Stated goal »
Leaving out all pictures, transcribe exactly the lines between the line with "Read all visible content and emit it as JSON." and the last line of the records below, both included.

** start **

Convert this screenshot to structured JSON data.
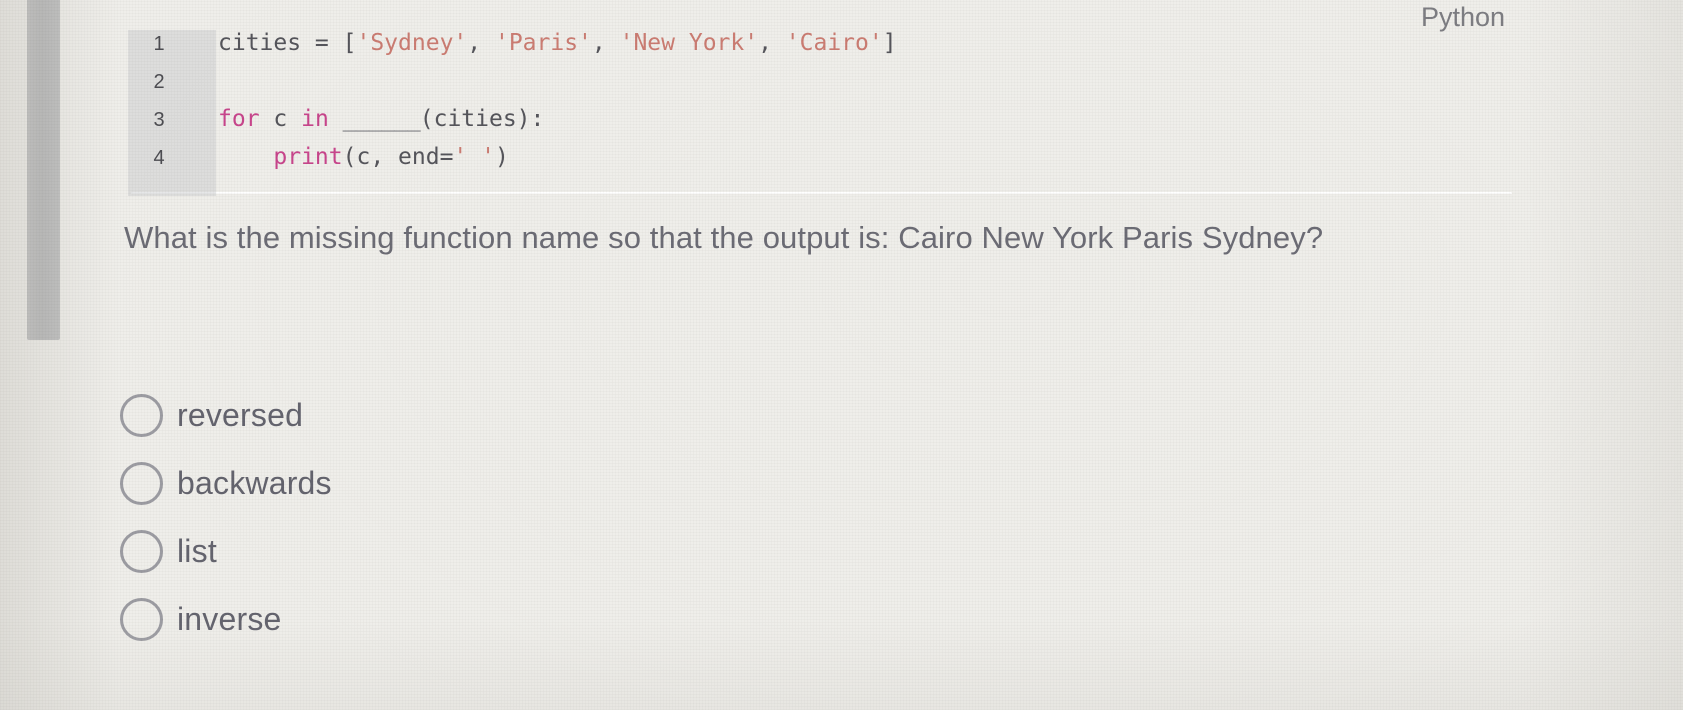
{
  "code_block": {
    "language_label": "Python",
    "lines": [
      {
        "number": "1",
        "tokens": [
          {
            "text": "cities = [",
            "type": "plain"
          },
          {
            "text": "'Sydney'",
            "type": "string"
          },
          {
            "text": ", ",
            "type": "plain"
          },
          {
            "text": "'Paris'",
            "type": "string"
          },
          {
            "text": ", ",
            "type": "plain"
          },
          {
            "text": "'New York'",
            "type": "string"
          },
          {
            "text": ", ",
            "type": "plain"
          },
          {
            "text": "'Cairo'",
            "type": "string"
          },
          {
            "text": "]",
            "type": "plain"
          }
        ]
      },
      {
        "number": "2",
        "tokens": []
      },
      {
        "number": "3",
        "tokens": [
          {
            "text": "for",
            "type": "keyword"
          },
          {
            "text": " c ",
            "type": "plain"
          },
          {
            "text": "in",
            "type": "keyword"
          },
          {
            "text": " ",
            "type": "plain"
          },
          {
            "text": "______",
            "type": "blank"
          },
          {
            "text": "(cities):",
            "type": "plain"
          }
        ]
      },
      {
        "number": "4",
        "tokens": [
          {
            "text": "    ",
            "type": "plain"
          },
          {
            "text": "print",
            "type": "function"
          },
          {
            "text": "(c, end=",
            "type": "plain"
          },
          {
            "text": "' '",
            "type": "string"
          },
          {
            "text": ")",
            "type": "plain"
          }
        ]
      }
    ]
  },
  "question": {
    "text": "What is the missing function name so that the output is: Cairo New York Paris Sydney?"
  },
  "options": [
    {
      "id": "opt-reversed",
      "label": "reversed",
      "selected": false
    },
    {
      "id": "opt-backwards",
      "label": "backwards",
      "selected": false
    },
    {
      "id": "opt-list",
      "label": "list",
      "selected": false
    },
    {
      "id": "opt-inverse",
      "label": "inverse",
      "selected": false
    }
  ],
  "colors": {
    "background": "#efeeea",
    "keyword": "#c8458c",
    "string": "#cb7c72",
    "code_plain": "#55555b",
    "question_text": "#6c6c75",
    "option_text": "#64646e",
    "radio_border": "#9c9ca2",
    "gutter_background": "#c4c5c7",
    "scrollbar": "#a9aaac"
  }
}
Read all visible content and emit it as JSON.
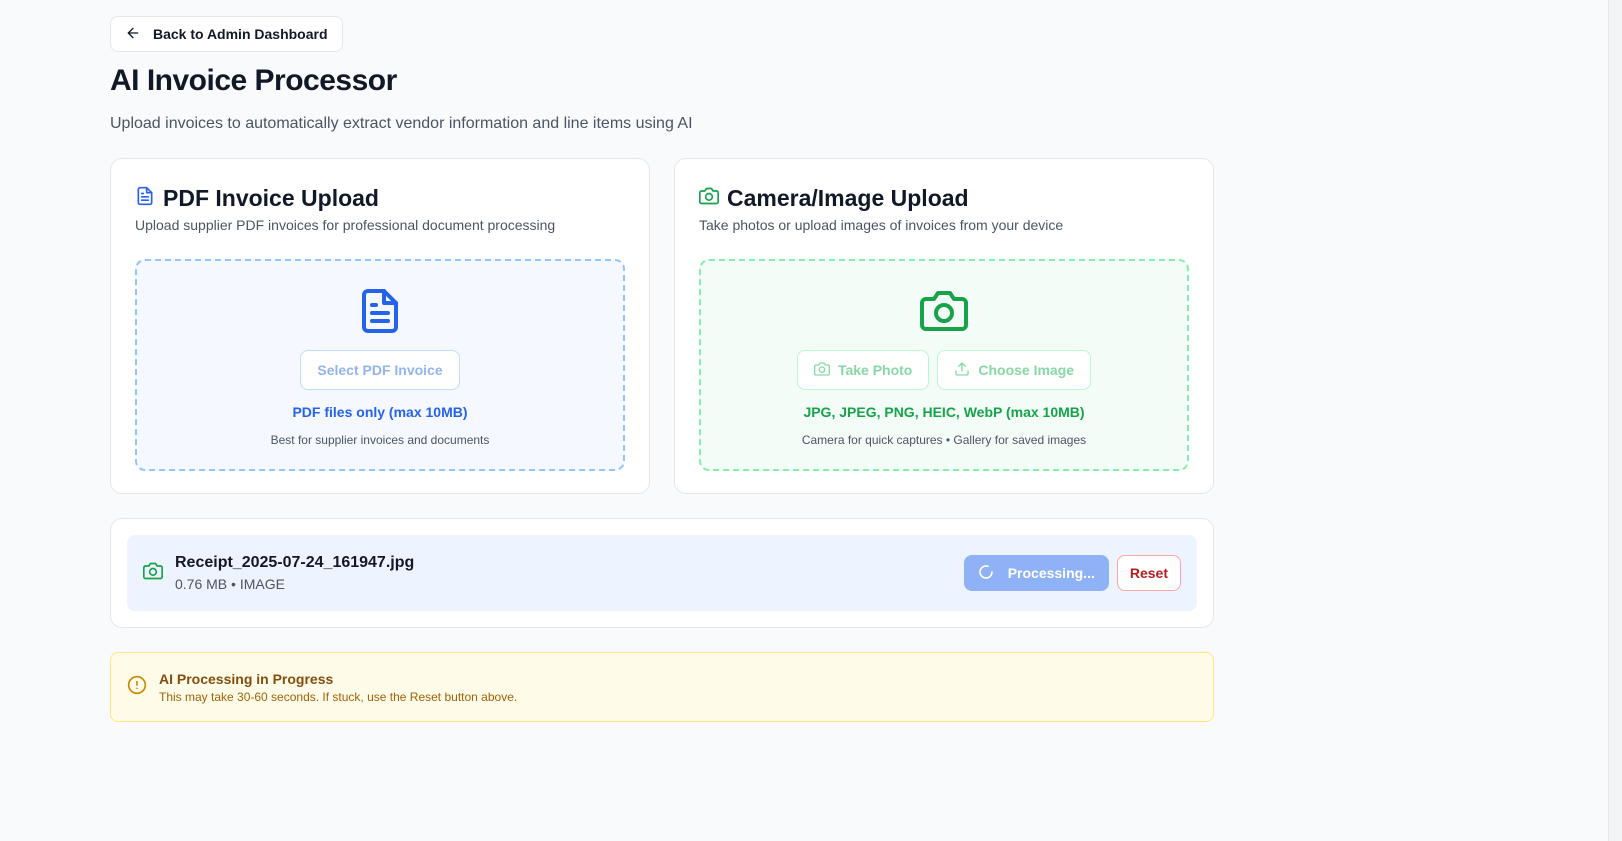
{
  "back_button": {
    "label": "Back to Admin Dashboard",
    "icon": "arrow-left-icon"
  },
  "header": {
    "title": "AI Invoice Processor",
    "subtitle": "Upload invoices to automatically extract vendor information and line items using AI"
  },
  "pdf_card": {
    "icon": "file-text-icon",
    "title": "PDF Invoice Upload",
    "description": "Upload supplier PDF invoices for professional document processing",
    "select_button": "Select PDF Invoice",
    "formats": "PDF files only (max 10MB)",
    "hint": "Best for supplier invoices and documents"
  },
  "image_card": {
    "icon": "camera-icon",
    "title": "Camera/Image Upload",
    "description": "Take photos or upload images of invoices from your device",
    "take_photo_button": "Take Photo",
    "choose_image_button": "Choose Image",
    "formats": "JPG, JPEG, PNG, HEIC, WebP (max 10MB)",
    "hint": "Camera for quick captures • Gallery for saved images"
  },
  "file": {
    "name": "Receipt_2025-07-24_161947.jpg",
    "meta": "0.76 MB • IMAGE",
    "processing_label": "Processing...",
    "reset_label": "Reset"
  },
  "alert": {
    "title": "AI Processing in Progress",
    "body": "This may take 30-60 seconds. If stuck, use the Reset button above."
  },
  "colors": {
    "accent_blue": "#2563eb",
    "accent_green": "#16a34a",
    "danger": "#b91c1c",
    "warning_text": "#854d0e",
    "warning_bg": "#fefce8"
  }
}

** end **

Exercise solution »
Read all visible content and emit it as JSON.
{
  "back_button": {
    "label": "Back to Admin Dashboard",
    "icon": "arrow-left-icon"
  },
  "header": {
    "title": "AI Invoice Processor",
    "subtitle": "Upload invoices to automatically extract vendor information and line items using AI"
  },
  "pdf_card": {
    "icon": "file-text-icon",
    "title": "PDF Invoice Upload",
    "description": "Upload supplier PDF invoices for professional document processing",
    "select_button": "Select PDF Invoice",
    "formats": "PDF files only (max 10MB)",
    "hint": "Best for supplier invoices and documents"
  },
  "image_card": {
    "icon": "camera-icon",
    "title": "Camera/Image Upload",
    "description": "Take photos or upload images of invoices from your device",
    "take_photo_button": "Take Photo",
    "choose_image_button": "Choose Image",
    "formats": "JPG, JPEG, PNG, HEIC, WebP (max 10MB)",
    "hint": "Camera for quick captures • Gallery for saved images"
  },
  "file": {
    "name": "Receipt_2025-07-24_161947.jpg",
    "meta": "0.76 MB • IMAGE",
    "processing_label": "Processing...",
    "reset_label": "Reset"
  },
  "alert": {
    "title": "AI Processing in Progress",
    "body": "This may take 30-60 seconds. If stuck, use the Reset button above."
  },
  "colors": {
    "accent_blue": "#2563eb",
    "accent_green": "#16a34a",
    "danger": "#b91c1c",
    "warning_text": "#854d0e",
    "warning_bg": "#fefce8"
  }
}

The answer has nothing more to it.